State how many lines in the entries below contain "name". Write nothing but the number.

**Records for this exercise**
·····

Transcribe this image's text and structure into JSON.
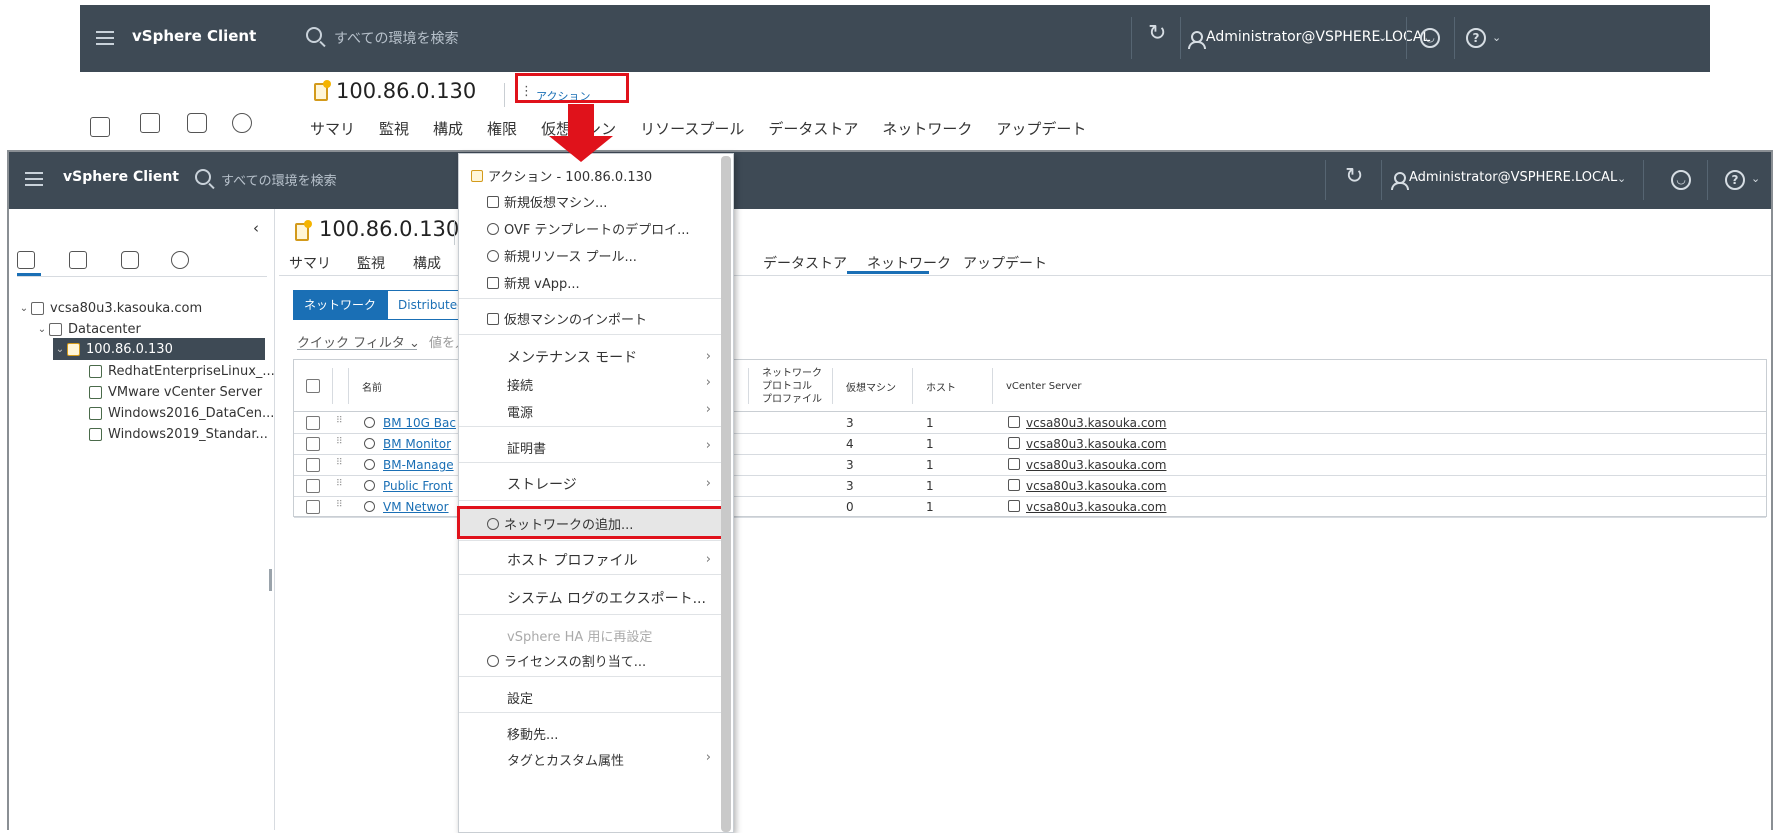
{
  "top": {
    "app_title": "vSphere Client",
    "search_placeholder": "すべての環境を検索",
    "user": "Administrator@VSPHERE.LOCAL",
    "object_title": "100.86.0.130",
    "action_label": "アクション",
    "tabs": [
      "サマリ",
      "監視",
      "構成",
      "権限",
      "仮想マシン",
      "リソースプール",
      "データストア",
      "ネットワーク",
      "アップデート"
    ]
  },
  "main": {
    "app_title": "vSphere Client",
    "search_placeholder": "すべての環境を検索",
    "user": "Administrator@VSPHERE.LOCAL",
    "object_title": "100.86.0.130",
    "tabs": [
      "サマリ",
      "監視",
      "構成",
      "データストア",
      "ネットワーク",
      "アップデート"
    ],
    "sub_tabs": [
      "ネットワーク",
      "Distributed S"
    ],
    "quick_filter": "クイック フィルタ",
    "filter_value": "値を入",
    "tree": [
      {
        "label": "vcsa80u3.kasouka.com"
      },
      {
        "label": "Datacenter"
      },
      {
        "label": "100.86.0.130"
      },
      {
        "label": "RedhatEnterpriseLinux_..."
      },
      {
        "label": "VMware vCenter Server"
      },
      {
        "label": "Windows2016_DataCen..."
      },
      {
        "label": "Windows2019_Standar..."
      }
    ],
    "grid": {
      "headers": {
        "name": "名前",
        "protocol": "ネットワーク\nプロトコル\nプロファイル",
        "vms": "仮想マシン",
        "hosts": "ホスト",
        "vcenter": "vCenter Server"
      },
      "rows": [
        {
          "name": "BM 10G Bac",
          "vms": "3",
          "hosts": "1",
          "vcenter": "vcsa80u3.kasouka.com"
        },
        {
          "name": "BM Monitor",
          "vms": "4",
          "hosts": "1",
          "vcenter": "vcsa80u3.kasouka.com"
        },
        {
          "name": "BM-Manage",
          "vms": "3",
          "hosts": "1",
          "vcenter": "vcsa80u3.kasouka.com"
        },
        {
          "name": "Public Front",
          "vms": "3",
          "hosts": "1",
          "vcenter": "vcsa80u3.kasouka.com"
        },
        {
          "name": "VM Networ",
          "vms": "0",
          "hosts": "1",
          "vcenter": "vcsa80u3.kasouka.com"
        }
      ]
    }
  },
  "menu": {
    "header": "アクション - 100.86.0.130",
    "items": {
      "new_vm": "新規仮想マシン...",
      "ovf": "OVF テンプレートのデプロイ...",
      "new_pool": "新規リソース プール...",
      "new_vapp": "新規 vApp...",
      "import_vm": "仮想マシンのインポート",
      "maintenance": "メンテナンス モード",
      "connection": "接続",
      "power": "電源",
      "certificates": "証明書",
      "storage": "ストレージ",
      "add_network": "ネットワークの追加...",
      "host_profile": "ホスト プロファイル",
      "export_logs": "システム ログのエクスポート...",
      "reconfigure_ha": "vSphere HA 用に再設定",
      "assign_license": "ライセンスの割り当て...",
      "settings": "設定",
      "move_to": "移動先...",
      "tags": "タグとカスタム属性"
    }
  },
  "colors": {
    "header_bg": "#3e4a55",
    "accent": "#1a6fb5",
    "highlight_red": "#e0121b"
  }
}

·····

**Output below**
6